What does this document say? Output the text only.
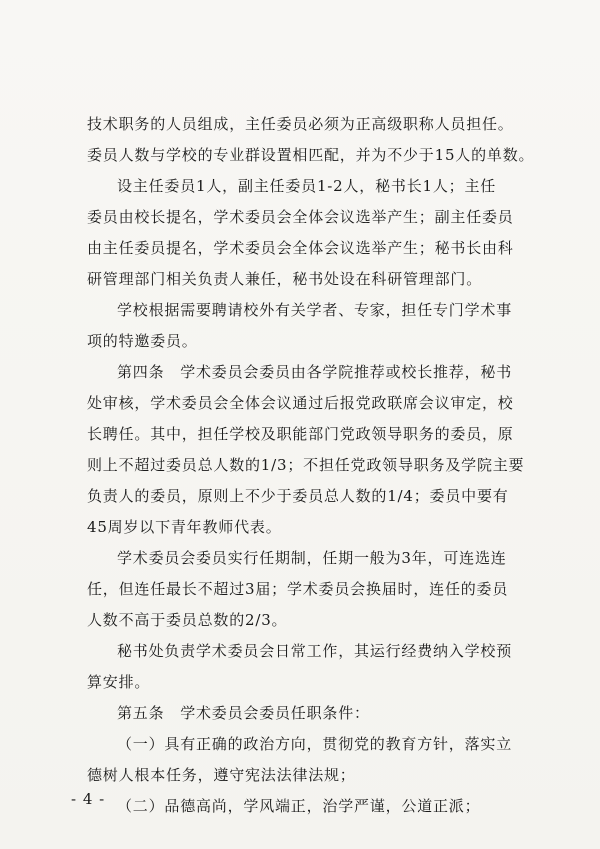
技术职务的人员组成，主任委员必须为正高级职称人员担任。
委员人数与学校的专业群设置相匹配，并为不少于15人的单数。
设主任委员1人，副主任委员1-2人，秘书长1人；主任
委员由校长提名，学术委员会全体会议选举产生；副主任委员
由主任委员提名，学术委员会全体会议选举产生；秘书长由科
研管理部门相关负责人兼任，秘书处设在科研管理部门。
学校根据需要聘请校外有关学者、专家，担任专门学术事
项的特邀委员。
第四条　学术委员会委员由各学院推荐或校长推荐，秘书
处审核，学术委员会全体会议通过后报党政联席会议审定，校
长聘任。其中，担任学校及职能部门党政领导职务的委员，原
则上不超过委员总人数的1/3；不担任党政领导职务及学院主要
负责人的委员，原则上不少于委员总人数的1/4；委员中要有
45周岁以下青年教师代表。
学术委员会委员实行任期制，任期一般为3年，可连选连
任，但连任最长不超过3届；学术委员会换届时，连任的委员
人数不高于委员总数的2/3。
秘书处负责学术委员会日常工作，其运行经费纳入学校预
算安排。
第五条　学术委员会委员任职条件：
（一）具有正确的政治方向，贯彻党的教育方针，落实立
德树人根本任务，遵守宪法法律法规；
（二）品德高尚，学风端正，治学严谨，公道正派；
- 4 -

[Short exercise] Copy all the data exactly as written, but skip any picture.

[Full solution]
What does this document say? Output the text only.
技术职务的人员组成，主任委员必须为正高级职称人员担任。
委员人数与学校的专业群设置相匹配，并为不少于15人的单数。
设主任委员1人，副主任委员1-2人，秘书长1人；主任
委员由校长提名，学术委员会全体会议选举产生；副主任委员
由主任委员提名，学术委员会全体会议选举产生；秘书长由科
研管理部门相关负责人兼任，秘书处设在科研管理部门。
学校根据需要聘请校外有关学者、专家，担任专门学术事
项的特邀委员。
第四条　学术委员会委员由各学院推荐或校长推荐，秘书
处审核，学术委员会全体会议通过后报党政联席会议审定，校
长聘任。其中，担任学校及职能部门党政领导职务的委员，原
则上不超过委员总人数的1/3；不担任党政领导职务及学院主要
负责人的委员，原则上不少于委员总人数的1/4；委员中要有
45周岁以下青年教师代表。
学术委员会委员实行任期制，任期一般为3年，可连选连
任，但连任最长不超过3届；学术委员会换届时，连任的委员
人数不高于委员总数的2/3。
秘书处负责学术委员会日常工作，其运行经费纳入学校预
算安排。
第五条　学术委员会委员任职条件：
（一）具有正确的政治方向，贯彻党的教育方针，落实立
德树人根本任务，遵守宪法法律法规；
（二）品德高尚，学风端正，治学严谨，公道正派；
- 4 -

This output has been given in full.